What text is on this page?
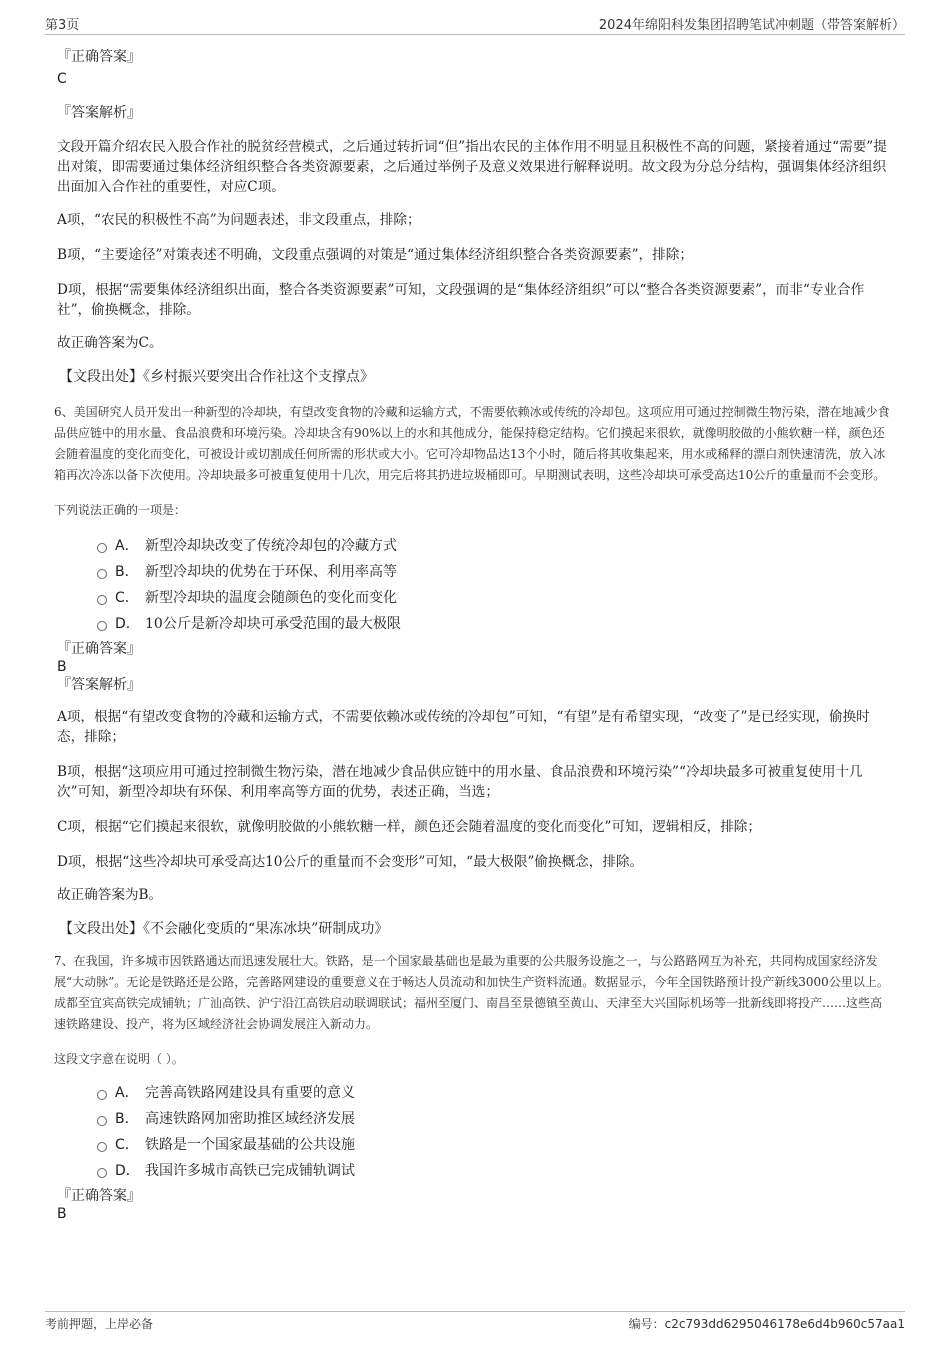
第3页	2024年绵阳科发集团招聘笔试冲刺题（带答案解析）

『正确答案』

C

『答案解析』

文段开篇介绍农民入股合作社的脱贫经营模式，之后通过转折词“但”指出农民的主体作用不明显且积极性不高的问题，紧接着通过“需要”提出对策，即需要通过集体经济组织整合各类资源要素，之后通过举例子及意义效果进行解释说明。故文段为分总分结构，强调集体经济组织出面加入合作社的重要性，对应C项。

A项，“农民的积极性不高”为问题表述，非文段重点，排除；

B项，“主要途径”对策表述不明确，文段重点强调的对策是“通过集体经济组织整合各类资源要素”，排除；

D项，根据“需要集体经济组织出面，整合各类资源要素”可知，文段强调的是“集体经济组织”可以“整合各类资源要素”，而非“专业合作社”，偷换概念，排除。

故正确答案为C。

【文段出处】《乡村振兴要突出合作社这个支撑点》

6、美国研究人员开发出一种新型的冷却块，有望改变食物的冷藏和运输方式，不需要依赖冰或传统的冷却包。这项应用可通过控制微生物污染，潜在地减少食品供应链中的用水量、食品浪费和环境污染。冷却块含有90%以上的水和其他成分，能保持稳定结构。它们摸起来很软，就像明胶做的小熊软糖一样，颜色还会随着温度的变化而变化，可被设计或切割成任何所需的形状或大小。它可冷却物品达13个小时，随后将其收集起来，用水或稀释的漂白剂快速清洗，放入冰箱再次冷冻以备下次使用。冷却块最多可被重复使用十几次，用完后将其扔进垃圾桶即可。早期测试表明，这些冷却块可承受高达10公斤的重量而不会变形。

下列说法正确的一项是：

A． 新型冷却块改变了传统冷却包的冷藏方式
B． 新型冷却块的优势在于环保、利用率高等
C． 新型冷却块的温度会随颜色的变化而变化
D． 10公斤是新冷却块可承受范围的最大极限

『正确答案』

B

『答案解析』

A项，根据“有望改变食物的冷藏和运输方式，不需要依赖冰或传统的冷却包”可知，“有望”是有希望实现，“改变了”是已经实现，偷换时态，排除；

B项，根据“这项应用可通过控制微生物污染，潜在地减少食品供应链中的用水量、食品浪费和环境污染”“冷却块最多可被重复使用十几次”可知，新型冷却块有环保、利用率高等方面的优势，表述正确，当选；

C项，根据“它们摸起来很软，就像明胶做的小熊软糖一样，颜色还会随着温度的变化而变化”可知，逻辑相反，排除；

D项，根据“这些冷却块可承受高达10公斤的重量而不会变形”可知，“最大极限”偷换概念，排除。

故正确答案为B。

【文段出处】《不会融化变质的“果冻冰块”研制成功》

7、在我国，许多城市因铁路通达而迅速发展壮大。铁路，是一个国家最基础也是最为重要的公共服务设施之一，与公路路网互为补充，共同构成国家经济发展“大动脉”。无论是铁路还是公路，完善路网建设的重要意义在于畅达人员流动和加快生产资料流通。数据显示，今年全国铁路预计投产新线3000公里以上。成都至宜宾高铁完成铺轨；广汕高铁、沪宁沿江高铁启动联调联试；福州至厦门、南昌至景德镇至黄山、天津至大兴国际机场等一批新线即将投产……这些高速铁路建设、投产，将为区域经济社会协调发展注入新动力。

这段文字意在说明（ ）。

A． 完善高铁路网建设具有重要的意义
B． 高速铁路网加密助推区域经济发展
C． 铁路是一个国家最基础的公共设施
D． 我国许多城市高铁已完成铺轨调试

『正确答案』

B

考前押题，上岸必备	编号：c2c793dd6295046178e6d4b960c57aa1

══════

> _TO DO_
Return every line holding the word "这项应用可通过控制微生物污染" from the records.

> _SOLUTION FOR THIS PROBLEM_
6、美国研究人员开发出一种新型的冷却块，有望改变食物的冷藏和运输方式，不需要依赖冰或传统的冷却包。这项应用可通过控制微生物污染，潜在地减少食品供应链中的用水量、食品浪费和环境污染。冷却块含有90%以上的水和其他成分，能保持稳定结构。它们摸起来很软，就像明胶做的小熊软糖一样，颜色还会随着温度的变化而变化，可被设计或切割成任何所需的形状或大小。它可冷却物品达13个小时，随后将其收集起来，用水或稀释的漂白剂快速清洗，放入冰箱再次冷冻以备下次使用。冷却块最多可被重复使用十几次，用完后将其扔进垃圾桶即可。早期测试表明，这些冷却块可承受高达10公斤的重量而不会变形。
B项，根据“这项应用可通过控制微生物污染，潜在地减少食品供应链中的用水量、食品浪费和环境污染”“冷却块最多可被重复使用十几次”可知，新型冷却块有环保、利用率高等方面的优势，表述正确，当选；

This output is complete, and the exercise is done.